[Begin THE DATA]

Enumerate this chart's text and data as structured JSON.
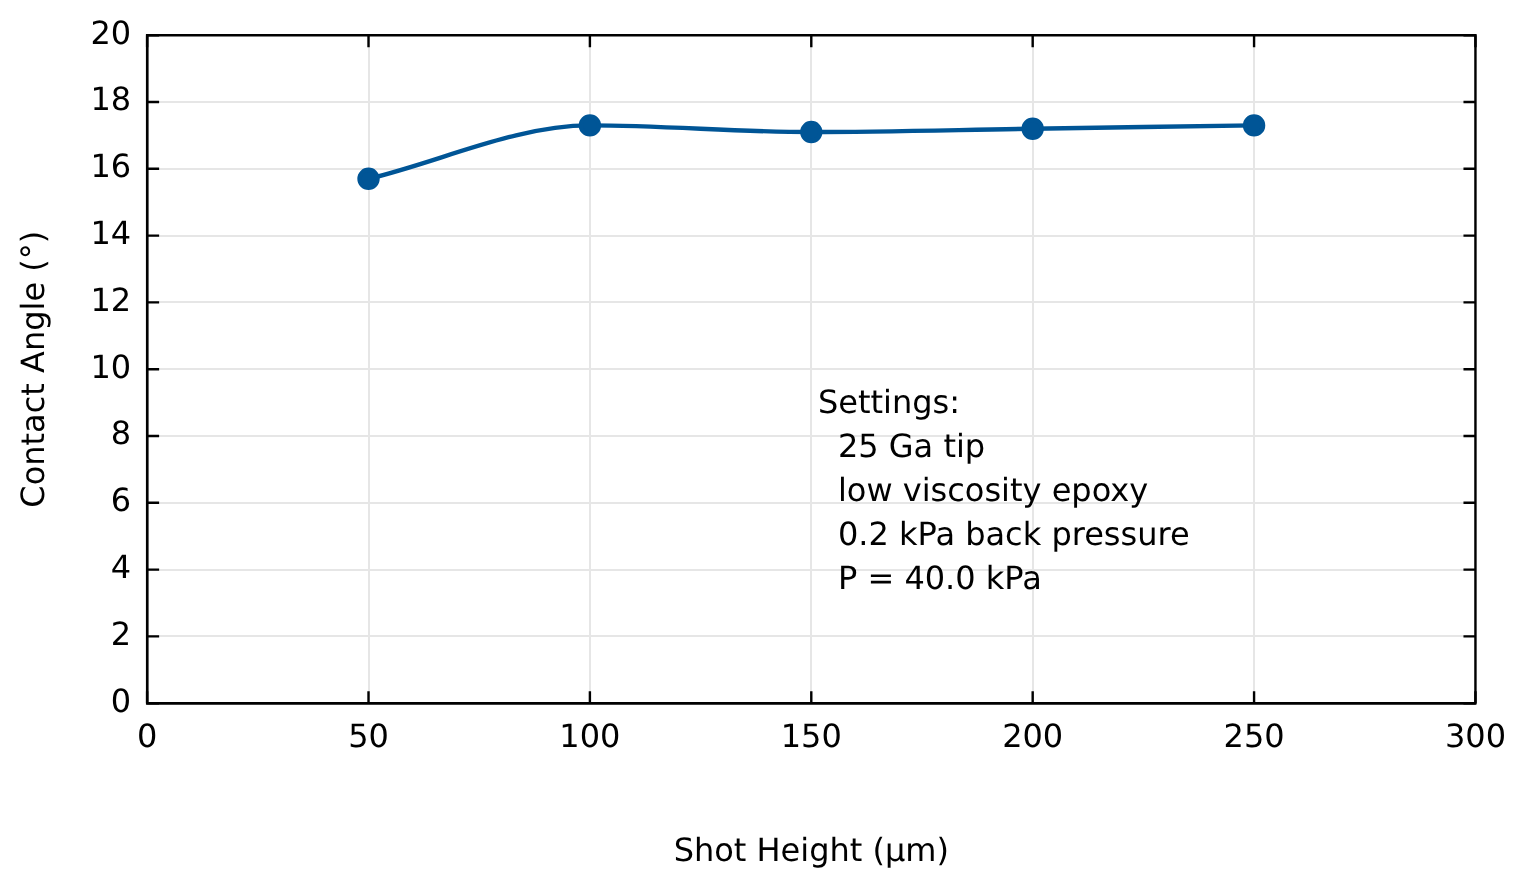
{
  "chart_data": {
    "type": "line",
    "xlabel": "Shot Height (µm)",
    "ylabel": "Contact Angle (°)",
    "x": [
      50,
      100,
      150,
      200,
      250
    ],
    "series": [
      {
        "color": "#005596",
        "values": [
          15.7,
          17.3,
          17.1,
          17.2,
          17.3
        ]
      }
    ],
    "xlim": [
      0,
      300
    ],
    "xticks": [
      0,
      50,
      100,
      150,
      200,
      250,
      300
    ],
    "ylim": [
      0,
      20
    ],
    "yticks": [
      0,
      2,
      4,
      6,
      8,
      10,
      12,
      14,
      16,
      18,
      20
    ],
    "grid": true,
    "legend": false,
    "marker": "circle",
    "line_style": "solid",
    "annotations": [
      "Settings:\n 25 Ga tip\n low viscosity epoxy\n 0.2 kPa back pressure\n P = 40.0 kPa"
    ]
  }
}
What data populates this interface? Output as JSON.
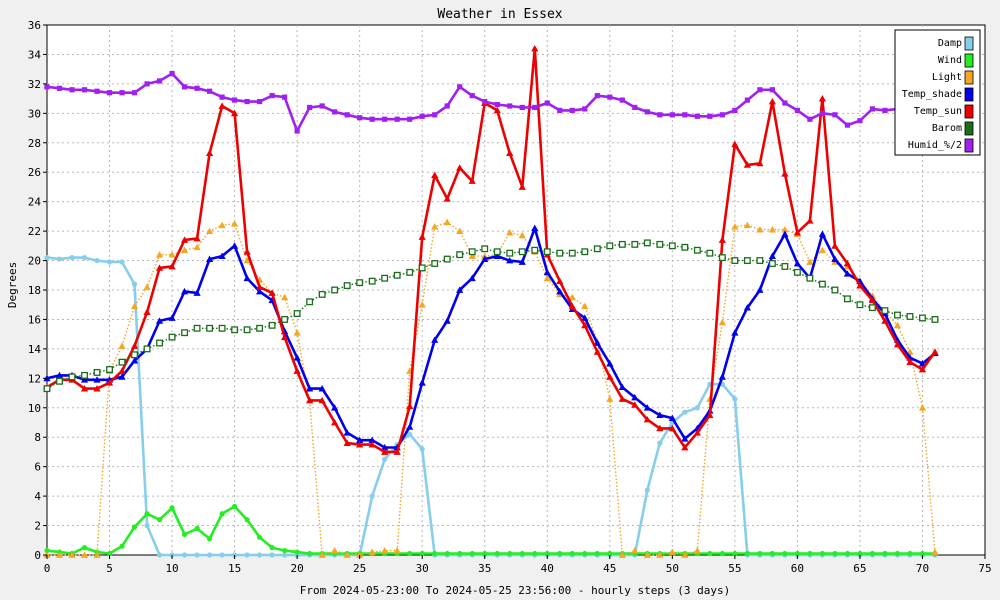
{
  "chart_data": {
    "type": "line",
    "title": "Weather in Essex",
    "ylabel": "Degrees",
    "xlabel": "From 2024-05-23:00 To 2024-05-25 23:56:00 - hourly steps (3 days)",
    "xlim": [
      0,
      75
    ],
    "ylim": [
      0,
      36
    ],
    "xticks": [
      0,
      5,
      10,
      15,
      20,
      25,
      30,
      35,
      40,
      45,
      50,
      55,
      60,
      65,
      70,
      75
    ],
    "yticks": [
      0,
      2,
      4,
      6,
      8,
      10,
      12,
      14,
      16,
      18,
      20,
      22,
      24,
      26,
      28,
      30,
      32,
      34,
      36
    ],
    "grid": true,
    "legend_position": "top-right",
    "x": [
      0,
      1,
      2,
      3,
      4,
      5,
      6,
      7,
      8,
      9,
      10,
      11,
      12,
      13,
      14,
      15,
      16,
      17,
      18,
      19,
      20,
      21,
      22,
      23,
      24,
      25,
      26,
      27,
      28,
      29,
      30,
      31,
      32,
      33,
      34,
      35,
      36,
      37,
      38,
      39,
      40,
      41,
      42,
      43,
      44,
      45,
      46,
      47,
      48,
      49,
      50,
      51,
      52,
      53,
      54,
      55,
      56,
      57,
      58,
      59,
      60,
      61,
      62,
      63,
      64,
      65,
      66,
      67,
      68,
      69,
      70,
      71
    ],
    "series": [
      {
        "name": "Damp",
        "color": "#87ceeb",
        "style": "solid-circle",
        "values": [
          20.2,
          20.1,
          20.2,
          20.2,
          20,
          19.9,
          19.9,
          18.4,
          2,
          0,
          0,
          0,
          0,
          0,
          0,
          0,
          0,
          0,
          0,
          0,
          0,
          0,
          0,
          0,
          0,
          0,
          4,
          6.5,
          7.5,
          8.2,
          7.2,
          0,
          0,
          0,
          0,
          0,
          0,
          0,
          0,
          0,
          0,
          0,
          0,
          0,
          0,
          0,
          0,
          0,
          4.4,
          7.6,
          9,
          9.7,
          10,
          11.6,
          11.6,
          10.6,
          0,
          0,
          0,
          0,
          0,
          0,
          0,
          0,
          0,
          0,
          0,
          0,
          0,
          0,
          0,
          0
        ]
      },
      {
        "name": "Wind",
        "color": "#22ee22",
        "style": "solid-circle",
        "values": [
          0.3,
          0.2,
          0.1,
          0.5,
          0.2,
          0.1,
          0.6,
          1.9,
          2.8,
          2.4,
          3.2,
          1.4,
          1.8,
          1.1,
          2.8,
          3.3,
          2.4,
          1.2,
          0.5,
          0.3,
          0.2,
          0.1,
          0.1,
          0.1,
          0.1,
          0.1,
          0.1,
          0.1,
          0.1,
          0.1,
          0.1,
          0.1,
          0.1,
          0.1,
          0.1,
          0.1,
          0.1,
          0.1,
          0.1,
          0.1,
          0.1,
          0.1,
          0.1,
          0.1,
          0.1,
          0.1,
          0.1,
          0.1,
          0.1,
          0.1,
          0.1,
          0.1,
          0.1,
          0.1,
          0.1,
          0.1,
          0.1,
          0.1,
          0.1,
          0.1,
          0.1,
          0.1,
          0.1,
          0.1,
          0.1,
          0.1,
          0.1,
          0.1,
          0.1,
          0.1,
          0.1,
          0.1
        ]
      },
      {
        "name": "Light",
        "color": "#f5a623",
        "style": "dotted-triangle",
        "values": [
          0,
          0,
          0,
          0,
          0,
          12.5,
          14.2,
          16.9,
          18.2,
          20.4,
          20.4,
          20.7,
          20.9,
          22,
          22.4,
          22.5,
          20,
          18.7,
          17.8,
          17.5,
          15.1,
          10.5,
          0,
          0.3,
          0,
          0,
          0.2,
          0.3,
          0.3,
          12.5,
          17,
          22.3,
          22.6,
          22,
          20.3,
          20.3,
          20.4,
          21.9,
          21.7,
          20.6,
          18.8,
          17.7,
          17.5,
          16.9,
          14.5,
          10.6,
          0,
          0.3,
          0,
          0,
          0.2,
          0,
          0.3,
          10.6,
          15.8,
          22.3,
          22.4,
          22.1,
          22.1,
          22.1,
          21.8,
          19.9,
          20.7,
          19.9,
          19.6,
          18.6,
          17.6,
          16.5,
          15.6,
          13.8,
          10,
          0.2
        ]
      },
      {
        "name": "Temp_shade",
        "color": "#0000ee",
        "style": "solid-triangle",
        "values": [
          12,
          12.2,
          12.2,
          11.9,
          11.9,
          11.9,
          12.1,
          13.2,
          14,
          15.9,
          16.1,
          17.9,
          17.8,
          20.1,
          20.3,
          21,
          18.8,
          17.9,
          17.3,
          15.2,
          13.4,
          11.3,
          11.3,
          10,
          8.3,
          7.8,
          7.8,
          7.3,
          7.3,
          8.7,
          11.7,
          14.6,
          15.9,
          18,
          18.8,
          20.1,
          20.3,
          20,
          19.9,
          22.2,
          19.2,
          17.9,
          16.7,
          16.1,
          14.4,
          13,
          11.4,
          10.7,
          10,
          9.5,
          9.3,
          7.9,
          8.6,
          9.8,
          12.1,
          15.1,
          16.8,
          18,
          20.3,
          21.8,
          19.8,
          18.8,
          21.8,
          20.1,
          19.1,
          18.6,
          17.4,
          16.4,
          14.6,
          13.4,
          13,
          13.7
        ]
      },
      {
        "name": "Temp_sun",
        "color": "#ee0000",
        "style": "solid-triangle",
        "values": [
          11.4,
          11.9,
          11.9,
          11.3,
          11.3,
          11.7,
          12.5,
          14.2,
          16.5,
          19.5,
          19.6,
          21.4,
          21.5,
          27.3,
          30.5,
          30,
          20.6,
          18.2,
          17.8,
          14.8,
          12.5,
          10.5,
          10.5,
          9,
          7.6,
          7.5,
          7.5,
          7,
          7,
          10.1,
          21.6,
          25.8,
          24.2,
          26.3,
          25.4,
          30.7,
          30.2,
          27.3,
          25,
          34.4,
          20.4,
          18.6,
          16.9,
          15.6,
          13.8,
          12.1,
          10.6,
          10.2,
          9.2,
          8.6,
          8.6,
          7.3,
          8.3,
          9.5,
          21.4,
          27.9,
          26.5,
          26.6,
          30.8,
          25.9,
          21.9,
          22.7,
          31,
          21,
          19.8,
          18.3,
          17.3,
          15.9,
          14.3,
          13.1,
          12.6,
          13.8
        ]
      },
      {
        "name": "Barom",
        "color": "#1a6e1a",
        "style": "dotted-square",
        "values": [
          11.3,
          11.8,
          12.1,
          12.2,
          12.4,
          12.6,
          13.1,
          13.6,
          14,
          14.4,
          14.8,
          15.1,
          15.4,
          15.4,
          15.4,
          15.3,
          15.3,
          15.4,
          15.6,
          16,
          16.4,
          17.2,
          17.7,
          18,
          18.3,
          18.5,
          18.6,
          18.8,
          19,
          19.2,
          19.5,
          19.8,
          20.1,
          20.4,
          20.6,
          20.8,
          20.6,
          20.5,
          20.6,
          20.7,
          20.6,
          20.5,
          20.5,
          20.6,
          20.8,
          21,
          21.1,
          21.1,
          21.2,
          21.1,
          21,
          20.9,
          20.7,
          20.5,
          20.2,
          20,
          20,
          20,
          19.8,
          19.6,
          19.2,
          18.8,
          18.4,
          18,
          17.4,
          17,
          16.8,
          16.6,
          16.3,
          16.2,
          16.1,
          16
        ]
      },
      {
        "name": "Humid_%/2",
        "color": "#a020f0",
        "style": "solid-square",
        "values": [
          31.8,
          31.7,
          31.6,
          31.6,
          31.5,
          31.4,
          31.4,
          31.4,
          32,
          32.2,
          32.7,
          31.8,
          31.7,
          31.5,
          31.1,
          30.9,
          30.8,
          30.8,
          31.2,
          31.1,
          28.8,
          30.4,
          30.5,
          30.1,
          29.9,
          29.7,
          29.6,
          29.6,
          29.6,
          29.6,
          29.8,
          29.9,
          30.5,
          31.8,
          31.2,
          30.8,
          30.6,
          30.5,
          30.4,
          30.4,
          30.7,
          30.2,
          30.2,
          30.3,
          31.2,
          31.1,
          30.9,
          30.4,
          30.1,
          29.9,
          29.9,
          29.9,
          29.8,
          29.8,
          29.9,
          30.2,
          30.9,
          31.6,
          31.6,
          30.7,
          30.2,
          29.6,
          30,
          29.9,
          29.2,
          29.5,
          30.3,
          30.2,
          30.3,
          30.2,
          30,
          30
        ]
      }
    ]
  }
}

[End THE DATA]

*PROMPT*. Across the records, count the lines holding the string "dotted". Give the number and stop.

*ANSWER IN FULL*. 2